------ PROVIDED RECORDS ------

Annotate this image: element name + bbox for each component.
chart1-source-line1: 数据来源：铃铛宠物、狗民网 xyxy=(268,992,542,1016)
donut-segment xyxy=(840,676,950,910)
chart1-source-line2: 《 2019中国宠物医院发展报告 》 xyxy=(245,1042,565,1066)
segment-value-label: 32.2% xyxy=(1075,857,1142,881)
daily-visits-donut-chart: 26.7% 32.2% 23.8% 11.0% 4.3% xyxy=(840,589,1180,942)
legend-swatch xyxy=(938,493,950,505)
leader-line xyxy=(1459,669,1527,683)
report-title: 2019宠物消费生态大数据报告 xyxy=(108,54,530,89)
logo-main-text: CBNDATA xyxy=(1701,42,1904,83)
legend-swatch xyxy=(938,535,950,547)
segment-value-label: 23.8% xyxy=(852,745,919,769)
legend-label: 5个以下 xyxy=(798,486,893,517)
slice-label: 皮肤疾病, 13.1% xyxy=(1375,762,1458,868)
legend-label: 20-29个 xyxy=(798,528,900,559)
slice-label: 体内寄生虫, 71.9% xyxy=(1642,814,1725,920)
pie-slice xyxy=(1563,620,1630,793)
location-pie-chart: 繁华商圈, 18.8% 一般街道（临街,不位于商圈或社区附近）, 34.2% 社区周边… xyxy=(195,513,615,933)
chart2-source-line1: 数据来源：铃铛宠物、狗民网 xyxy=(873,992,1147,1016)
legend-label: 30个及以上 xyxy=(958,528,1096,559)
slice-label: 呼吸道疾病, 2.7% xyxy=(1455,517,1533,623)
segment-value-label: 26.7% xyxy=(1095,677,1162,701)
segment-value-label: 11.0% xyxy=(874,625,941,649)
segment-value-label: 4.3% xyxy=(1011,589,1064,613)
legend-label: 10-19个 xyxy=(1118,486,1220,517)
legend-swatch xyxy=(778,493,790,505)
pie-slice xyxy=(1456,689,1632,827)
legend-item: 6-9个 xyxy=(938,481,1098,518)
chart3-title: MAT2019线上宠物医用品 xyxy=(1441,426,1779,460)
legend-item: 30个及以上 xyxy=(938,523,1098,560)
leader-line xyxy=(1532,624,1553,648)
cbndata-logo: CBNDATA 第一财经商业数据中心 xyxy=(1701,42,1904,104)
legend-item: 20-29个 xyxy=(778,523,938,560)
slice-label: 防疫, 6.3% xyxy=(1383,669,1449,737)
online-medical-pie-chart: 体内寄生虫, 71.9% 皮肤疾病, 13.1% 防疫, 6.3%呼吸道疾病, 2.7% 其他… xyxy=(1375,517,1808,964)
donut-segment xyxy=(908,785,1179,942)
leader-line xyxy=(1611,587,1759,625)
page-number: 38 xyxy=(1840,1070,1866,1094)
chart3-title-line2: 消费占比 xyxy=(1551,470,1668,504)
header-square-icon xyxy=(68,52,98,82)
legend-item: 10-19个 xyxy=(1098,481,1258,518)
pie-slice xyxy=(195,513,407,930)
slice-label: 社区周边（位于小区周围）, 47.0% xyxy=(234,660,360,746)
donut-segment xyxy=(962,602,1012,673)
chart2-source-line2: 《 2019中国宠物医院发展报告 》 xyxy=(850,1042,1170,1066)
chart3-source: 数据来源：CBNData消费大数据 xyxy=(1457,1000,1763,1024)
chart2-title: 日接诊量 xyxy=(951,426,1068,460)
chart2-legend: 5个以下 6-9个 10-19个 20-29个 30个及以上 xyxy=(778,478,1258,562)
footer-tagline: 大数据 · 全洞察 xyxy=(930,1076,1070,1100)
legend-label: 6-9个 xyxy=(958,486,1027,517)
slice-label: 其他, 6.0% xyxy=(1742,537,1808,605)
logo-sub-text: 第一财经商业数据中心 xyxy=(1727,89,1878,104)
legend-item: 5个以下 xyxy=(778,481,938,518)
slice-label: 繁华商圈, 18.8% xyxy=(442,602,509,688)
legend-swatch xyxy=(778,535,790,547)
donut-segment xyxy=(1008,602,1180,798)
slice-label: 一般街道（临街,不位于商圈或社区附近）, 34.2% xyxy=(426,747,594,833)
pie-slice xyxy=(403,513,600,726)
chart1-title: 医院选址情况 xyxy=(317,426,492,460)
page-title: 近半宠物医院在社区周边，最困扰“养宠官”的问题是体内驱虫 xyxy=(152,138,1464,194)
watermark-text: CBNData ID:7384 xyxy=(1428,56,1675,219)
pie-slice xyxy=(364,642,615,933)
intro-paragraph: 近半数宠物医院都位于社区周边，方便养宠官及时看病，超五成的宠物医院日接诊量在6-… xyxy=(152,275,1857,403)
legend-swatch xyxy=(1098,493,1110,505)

------

◆ **EXERCISE GOAL**
Pick out and copy each line in the entries above that contains the string "item". Letter case counts.

◆ **ANSWER FOR THE TASK**
legend-item: 6-9个 xyxy=(938,481,1098,518)
legend-item: 30个及以上 xyxy=(938,523,1098,560)
legend-item: 20-29个 xyxy=(778,523,938,560)
legend-item: 10-19个 xyxy=(1098,481,1258,518)
legend-item: 5个以下 xyxy=(778,481,938,518)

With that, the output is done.